### Prompt
Restate the whole listing word for word. Pictures are left out.

◇ ◇ ◇ ◇ ◇ ◇ ◇

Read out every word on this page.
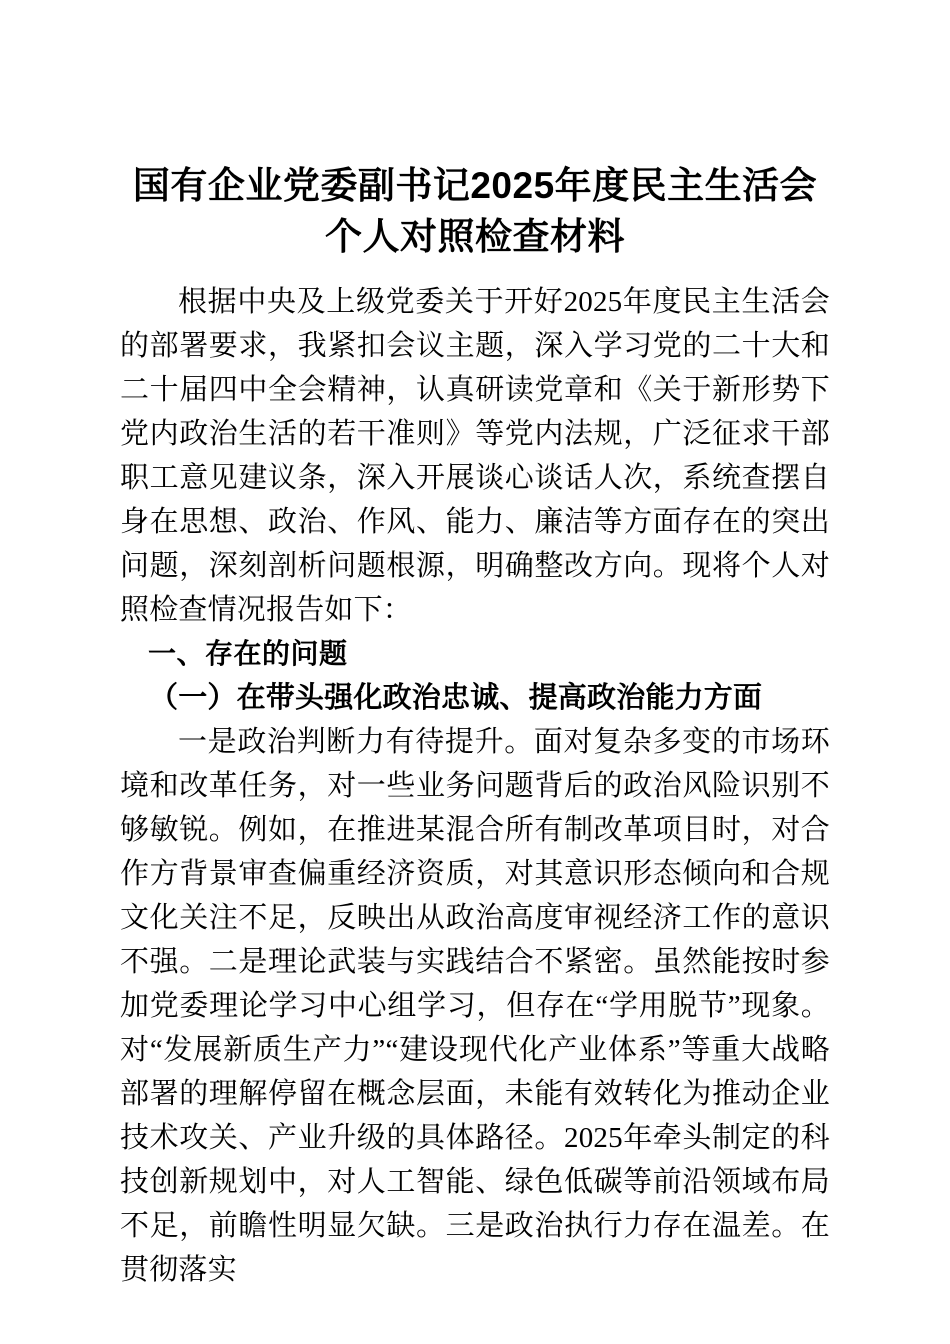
国有企业党委副书记2025年度民主生活会个人对照检查材料

根据中央及上级党委关于开好2025年度民主生活会的部署要求，我紧扣会议主题，深入学习党的二十大和二十届四中全会精神，认真研读党章和《关于新形势下党内政治生活的若干准则》等党内法规，广泛征求干部职工意见建议条，深入开展谈心谈话人次，系统查摆自身在思想、政治、作风、能力、廉洁等方面存在的突出问题，深刻剖析问题根源，明确整改方向。现将个人对照检查情况报告如下：

一、存在的问题
（一）在带头强化政治忠诚、提高政治能力方面

一是政治判断力有待提升。面对复杂多变的市场环境和改革任务，对一些业务问题背后的政治风险识别不够敏锐。例如，在推进某混合所有制改革项目时，对合作方背景审查偏重经济资质，对其意识形态倾向和合规文化关注不足，反映出从政治高度审视经济工作的意识不强。二是理论武装与实践结合不紧密。虽然能按时参加党委理论学习中心组学习，但存在“学用脱节”现象。对“发展新质生产力”“建设现代化产业体系”等重大战略部署的理解停留在概念层面，未能有效转化为推动企业技术攻关、产业升级的具体路径。2025年牵头制定的科技创新规划中，对人工智能、绿色低碳等前沿领域布局不足，前瞻性明显欠缺。三是政治执行力存在温差。在贯彻落实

◇ ◇ ◇ ◇ ◇ ◇ ◇

### Response to this task
Read out every word on this page.
国有企业党委副书记2025年度民主生活会个人对照检查材料

根据中央及上级党委关于开好2025年度民主生活会的部署要求，我紧扣会议主题，深入学习党的二十大和二十届四中全会精神，认真研读党章和《关于新形势下党内政治生活的若干准则》等党内法规，广泛征求干部职工意见建议条，深入开展谈心谈话人次，系统查摆自身在思想、政治、作风、能力、廉洁等方面存在的突出问题，深刻剖析问题根源，明确整改方向。现将个人对照检查情况报告如下：

一、存在的问题
（一）在带头强化政治忠诚、提高政治能力方面

一是政治判断力有待提升。面对复杂多变的市场环境和改革任务，对一些业务问题背后的政治风险识别不够敏锐。例如，在推进某混合所有制改革项目时，对合作方背景审查偏重经济资质，对其意识形态倾向和合规文化关注不足，反映出从政治高度审视经济工作的意识不强。二是理论武装与实践结合不紧密。虽然能按时参加党委理论学习中心组学习，但存在“学用脱节”现象。对“发展新质生产力”“建设现代化产业体系”等重大战略部署的理解停留在概念层面，未能有效转化为推动企业技术攻关、产业升级的具体路径。2025年牵头制定的科技创新规划中，对人工智能、绿色低碳等前沿领域布局不足，前瞻性明显欠缺。三是政治执行力存在温差。在贯彻落实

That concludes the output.